## Start INPUT DATA
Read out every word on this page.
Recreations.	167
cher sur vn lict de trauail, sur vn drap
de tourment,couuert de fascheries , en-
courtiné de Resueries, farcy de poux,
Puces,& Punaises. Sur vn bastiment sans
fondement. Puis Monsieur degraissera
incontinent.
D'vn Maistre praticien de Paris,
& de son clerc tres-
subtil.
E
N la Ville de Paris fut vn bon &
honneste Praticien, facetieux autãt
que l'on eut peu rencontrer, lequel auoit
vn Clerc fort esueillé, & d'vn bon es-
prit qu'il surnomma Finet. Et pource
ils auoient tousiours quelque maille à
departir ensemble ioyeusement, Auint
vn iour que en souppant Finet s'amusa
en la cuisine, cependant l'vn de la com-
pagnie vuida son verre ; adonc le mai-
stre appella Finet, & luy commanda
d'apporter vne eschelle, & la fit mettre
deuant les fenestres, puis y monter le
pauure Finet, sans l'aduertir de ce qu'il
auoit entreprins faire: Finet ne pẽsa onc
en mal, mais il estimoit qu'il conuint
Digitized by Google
## End INPUT DATA
◆ WHAT YOU WILL DO
Work out how many lines of the listing above include the word "Finet". Report only the number.

◆ THE COMPLETED TASK
5